start DATA ENTRIES
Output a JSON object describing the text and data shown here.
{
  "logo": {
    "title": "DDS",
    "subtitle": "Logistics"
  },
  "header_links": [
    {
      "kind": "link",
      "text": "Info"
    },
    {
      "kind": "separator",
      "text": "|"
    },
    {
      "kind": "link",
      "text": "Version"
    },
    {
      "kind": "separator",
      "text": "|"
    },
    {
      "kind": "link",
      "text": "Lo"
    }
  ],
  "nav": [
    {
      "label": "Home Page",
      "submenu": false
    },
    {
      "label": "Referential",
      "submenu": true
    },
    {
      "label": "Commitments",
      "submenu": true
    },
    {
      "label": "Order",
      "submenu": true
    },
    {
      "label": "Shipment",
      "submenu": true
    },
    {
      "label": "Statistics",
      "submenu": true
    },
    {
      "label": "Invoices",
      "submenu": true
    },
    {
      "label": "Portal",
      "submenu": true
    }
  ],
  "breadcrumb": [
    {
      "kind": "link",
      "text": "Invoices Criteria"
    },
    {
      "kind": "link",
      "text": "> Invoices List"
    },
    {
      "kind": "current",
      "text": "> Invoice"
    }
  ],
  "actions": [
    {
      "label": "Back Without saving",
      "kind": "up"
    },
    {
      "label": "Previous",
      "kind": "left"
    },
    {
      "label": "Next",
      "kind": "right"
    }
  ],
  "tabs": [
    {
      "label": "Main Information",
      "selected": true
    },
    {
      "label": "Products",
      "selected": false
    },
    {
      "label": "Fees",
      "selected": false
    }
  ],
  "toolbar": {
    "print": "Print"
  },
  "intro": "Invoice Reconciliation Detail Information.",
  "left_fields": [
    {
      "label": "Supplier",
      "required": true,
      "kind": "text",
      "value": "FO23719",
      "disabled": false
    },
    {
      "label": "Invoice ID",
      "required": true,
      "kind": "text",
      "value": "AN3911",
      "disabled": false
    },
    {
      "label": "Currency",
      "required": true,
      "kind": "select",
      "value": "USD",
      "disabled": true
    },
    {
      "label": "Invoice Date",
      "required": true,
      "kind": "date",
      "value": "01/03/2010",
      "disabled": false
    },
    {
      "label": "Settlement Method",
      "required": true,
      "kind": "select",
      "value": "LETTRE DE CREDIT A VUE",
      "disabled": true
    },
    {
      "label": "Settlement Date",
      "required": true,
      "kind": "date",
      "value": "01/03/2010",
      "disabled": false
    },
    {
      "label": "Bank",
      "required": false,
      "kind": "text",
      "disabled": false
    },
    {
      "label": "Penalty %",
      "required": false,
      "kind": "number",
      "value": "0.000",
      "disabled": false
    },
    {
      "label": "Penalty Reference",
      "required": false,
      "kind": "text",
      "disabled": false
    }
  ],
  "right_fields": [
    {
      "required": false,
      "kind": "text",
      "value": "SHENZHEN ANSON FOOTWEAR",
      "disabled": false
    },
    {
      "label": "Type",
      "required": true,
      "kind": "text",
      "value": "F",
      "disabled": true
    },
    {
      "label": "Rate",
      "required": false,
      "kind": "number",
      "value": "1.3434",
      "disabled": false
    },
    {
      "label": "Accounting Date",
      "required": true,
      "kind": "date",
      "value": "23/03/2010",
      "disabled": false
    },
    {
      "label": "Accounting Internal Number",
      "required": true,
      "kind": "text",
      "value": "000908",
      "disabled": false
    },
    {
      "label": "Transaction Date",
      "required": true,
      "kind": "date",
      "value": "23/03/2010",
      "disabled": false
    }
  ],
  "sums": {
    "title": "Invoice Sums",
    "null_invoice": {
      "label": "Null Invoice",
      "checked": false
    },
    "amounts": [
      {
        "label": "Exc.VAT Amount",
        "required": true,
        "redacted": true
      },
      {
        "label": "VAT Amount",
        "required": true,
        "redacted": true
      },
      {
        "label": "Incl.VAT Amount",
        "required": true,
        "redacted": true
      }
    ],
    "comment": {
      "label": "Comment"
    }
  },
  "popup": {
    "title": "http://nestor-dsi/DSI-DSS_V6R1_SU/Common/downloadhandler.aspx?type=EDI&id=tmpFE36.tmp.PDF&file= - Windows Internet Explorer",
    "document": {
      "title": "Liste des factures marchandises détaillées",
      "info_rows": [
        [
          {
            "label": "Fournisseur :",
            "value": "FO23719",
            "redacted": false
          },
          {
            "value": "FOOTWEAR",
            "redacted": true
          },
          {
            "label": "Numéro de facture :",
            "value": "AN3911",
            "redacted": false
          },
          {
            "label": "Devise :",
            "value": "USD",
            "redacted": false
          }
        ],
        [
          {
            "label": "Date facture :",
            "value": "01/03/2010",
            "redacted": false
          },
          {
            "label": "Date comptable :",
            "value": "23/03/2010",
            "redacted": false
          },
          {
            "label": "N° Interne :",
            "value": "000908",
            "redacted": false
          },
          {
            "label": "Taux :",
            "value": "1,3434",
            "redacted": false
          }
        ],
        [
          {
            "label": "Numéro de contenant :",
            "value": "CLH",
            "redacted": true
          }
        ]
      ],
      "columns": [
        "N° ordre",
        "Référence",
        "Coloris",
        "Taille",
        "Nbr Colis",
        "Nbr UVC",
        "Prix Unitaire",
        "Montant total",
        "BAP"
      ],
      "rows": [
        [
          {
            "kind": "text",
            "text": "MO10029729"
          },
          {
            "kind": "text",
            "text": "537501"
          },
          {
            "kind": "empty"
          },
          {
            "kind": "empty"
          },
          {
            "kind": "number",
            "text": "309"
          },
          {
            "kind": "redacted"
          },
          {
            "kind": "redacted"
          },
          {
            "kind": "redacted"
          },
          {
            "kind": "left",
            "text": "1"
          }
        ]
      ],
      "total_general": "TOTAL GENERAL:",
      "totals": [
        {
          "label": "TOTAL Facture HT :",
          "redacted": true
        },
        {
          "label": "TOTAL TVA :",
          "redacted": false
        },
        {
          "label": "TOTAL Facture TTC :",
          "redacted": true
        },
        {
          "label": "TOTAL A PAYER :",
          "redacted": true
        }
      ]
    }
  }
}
end DATA ENTRIES
EXERCISE GOAL:
Identify each line in the records above containing the word "Accounting"; copy those lines.

TASK RESPONSE:
      "label": "Accounting Date",
      "label": "Accounting Internal Number",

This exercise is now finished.